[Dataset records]
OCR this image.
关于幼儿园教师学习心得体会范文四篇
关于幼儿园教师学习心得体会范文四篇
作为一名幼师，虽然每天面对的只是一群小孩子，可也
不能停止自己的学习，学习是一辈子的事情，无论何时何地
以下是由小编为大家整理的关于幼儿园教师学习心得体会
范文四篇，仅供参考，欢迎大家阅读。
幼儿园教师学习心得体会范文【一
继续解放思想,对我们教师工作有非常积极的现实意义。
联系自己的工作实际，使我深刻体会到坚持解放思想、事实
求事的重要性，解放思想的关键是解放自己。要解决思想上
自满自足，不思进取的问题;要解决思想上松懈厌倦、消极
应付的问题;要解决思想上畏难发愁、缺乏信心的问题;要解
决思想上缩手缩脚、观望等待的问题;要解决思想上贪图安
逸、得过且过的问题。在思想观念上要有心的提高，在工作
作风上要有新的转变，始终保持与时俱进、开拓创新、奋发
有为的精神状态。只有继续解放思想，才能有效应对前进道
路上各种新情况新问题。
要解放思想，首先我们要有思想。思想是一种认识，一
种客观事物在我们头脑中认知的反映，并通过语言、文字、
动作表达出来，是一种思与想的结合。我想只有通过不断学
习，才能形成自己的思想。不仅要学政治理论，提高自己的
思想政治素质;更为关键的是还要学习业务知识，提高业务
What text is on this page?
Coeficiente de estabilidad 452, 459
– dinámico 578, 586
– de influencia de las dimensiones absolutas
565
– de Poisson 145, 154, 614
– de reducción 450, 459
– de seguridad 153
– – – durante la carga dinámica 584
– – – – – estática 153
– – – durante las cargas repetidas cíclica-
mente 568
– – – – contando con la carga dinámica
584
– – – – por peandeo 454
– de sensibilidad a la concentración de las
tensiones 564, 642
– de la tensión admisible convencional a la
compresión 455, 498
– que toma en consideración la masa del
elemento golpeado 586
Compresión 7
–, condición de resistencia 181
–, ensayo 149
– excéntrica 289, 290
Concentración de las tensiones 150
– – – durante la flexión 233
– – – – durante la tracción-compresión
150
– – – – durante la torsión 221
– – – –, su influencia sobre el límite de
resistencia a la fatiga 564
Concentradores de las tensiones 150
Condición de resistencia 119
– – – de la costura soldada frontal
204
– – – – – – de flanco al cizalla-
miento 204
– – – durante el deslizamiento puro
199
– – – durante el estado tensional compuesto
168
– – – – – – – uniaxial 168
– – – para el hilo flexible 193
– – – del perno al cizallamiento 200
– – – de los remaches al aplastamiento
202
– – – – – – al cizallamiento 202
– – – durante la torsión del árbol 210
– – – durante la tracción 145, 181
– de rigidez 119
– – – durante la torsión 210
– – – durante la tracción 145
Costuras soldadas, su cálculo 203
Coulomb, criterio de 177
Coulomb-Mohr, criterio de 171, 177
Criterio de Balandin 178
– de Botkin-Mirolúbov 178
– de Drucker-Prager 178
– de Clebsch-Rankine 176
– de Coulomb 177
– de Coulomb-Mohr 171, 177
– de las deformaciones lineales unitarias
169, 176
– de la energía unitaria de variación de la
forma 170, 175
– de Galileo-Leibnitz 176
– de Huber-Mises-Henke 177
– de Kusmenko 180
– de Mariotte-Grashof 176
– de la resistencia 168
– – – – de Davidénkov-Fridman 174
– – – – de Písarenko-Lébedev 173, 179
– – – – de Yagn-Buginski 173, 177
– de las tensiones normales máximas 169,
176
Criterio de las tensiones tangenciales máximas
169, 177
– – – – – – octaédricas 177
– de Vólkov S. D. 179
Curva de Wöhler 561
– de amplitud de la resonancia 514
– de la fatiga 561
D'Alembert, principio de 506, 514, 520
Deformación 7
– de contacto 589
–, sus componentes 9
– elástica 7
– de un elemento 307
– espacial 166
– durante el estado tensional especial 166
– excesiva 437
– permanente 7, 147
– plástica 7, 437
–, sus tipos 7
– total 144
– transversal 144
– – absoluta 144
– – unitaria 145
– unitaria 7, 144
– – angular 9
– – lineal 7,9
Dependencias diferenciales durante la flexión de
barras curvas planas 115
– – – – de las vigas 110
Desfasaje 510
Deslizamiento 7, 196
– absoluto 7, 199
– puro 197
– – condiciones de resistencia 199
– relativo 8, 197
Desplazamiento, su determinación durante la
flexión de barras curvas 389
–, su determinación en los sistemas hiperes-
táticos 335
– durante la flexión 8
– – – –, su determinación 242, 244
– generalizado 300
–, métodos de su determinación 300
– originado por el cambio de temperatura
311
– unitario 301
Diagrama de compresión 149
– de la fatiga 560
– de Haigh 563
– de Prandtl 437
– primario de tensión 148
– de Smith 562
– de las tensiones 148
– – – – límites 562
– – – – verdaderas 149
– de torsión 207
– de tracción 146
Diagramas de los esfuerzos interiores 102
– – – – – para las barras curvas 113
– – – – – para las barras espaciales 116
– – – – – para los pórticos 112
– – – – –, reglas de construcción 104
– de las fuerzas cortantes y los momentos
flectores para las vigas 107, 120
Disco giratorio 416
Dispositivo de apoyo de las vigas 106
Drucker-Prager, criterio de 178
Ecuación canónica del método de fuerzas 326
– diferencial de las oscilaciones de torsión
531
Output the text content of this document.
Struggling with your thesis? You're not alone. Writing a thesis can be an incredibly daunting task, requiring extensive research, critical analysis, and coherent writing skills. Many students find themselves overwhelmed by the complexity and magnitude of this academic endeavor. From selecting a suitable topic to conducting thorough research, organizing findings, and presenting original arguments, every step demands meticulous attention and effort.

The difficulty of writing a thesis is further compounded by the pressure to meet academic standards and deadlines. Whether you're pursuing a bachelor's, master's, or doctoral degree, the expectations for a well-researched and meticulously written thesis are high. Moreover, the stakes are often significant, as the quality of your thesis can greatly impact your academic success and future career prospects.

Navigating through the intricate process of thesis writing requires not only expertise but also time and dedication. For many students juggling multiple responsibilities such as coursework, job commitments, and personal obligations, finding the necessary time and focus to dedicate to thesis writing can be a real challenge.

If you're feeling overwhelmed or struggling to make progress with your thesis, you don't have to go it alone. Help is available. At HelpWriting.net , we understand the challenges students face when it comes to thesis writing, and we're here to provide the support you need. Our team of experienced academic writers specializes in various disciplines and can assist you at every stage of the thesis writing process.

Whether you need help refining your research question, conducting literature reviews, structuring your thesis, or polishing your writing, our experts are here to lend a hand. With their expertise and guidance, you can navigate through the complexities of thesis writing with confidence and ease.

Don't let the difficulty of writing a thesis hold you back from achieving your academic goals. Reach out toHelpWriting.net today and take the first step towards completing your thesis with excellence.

• Exercise: Each line that holds the word "resistencia" is to be copied.

• Answer in full:
–, condición de resistencia 181
resistencia a la fatiga 564
Condición de resistencia 119
– de la resistencia 168
– – condiciones de resistencia 199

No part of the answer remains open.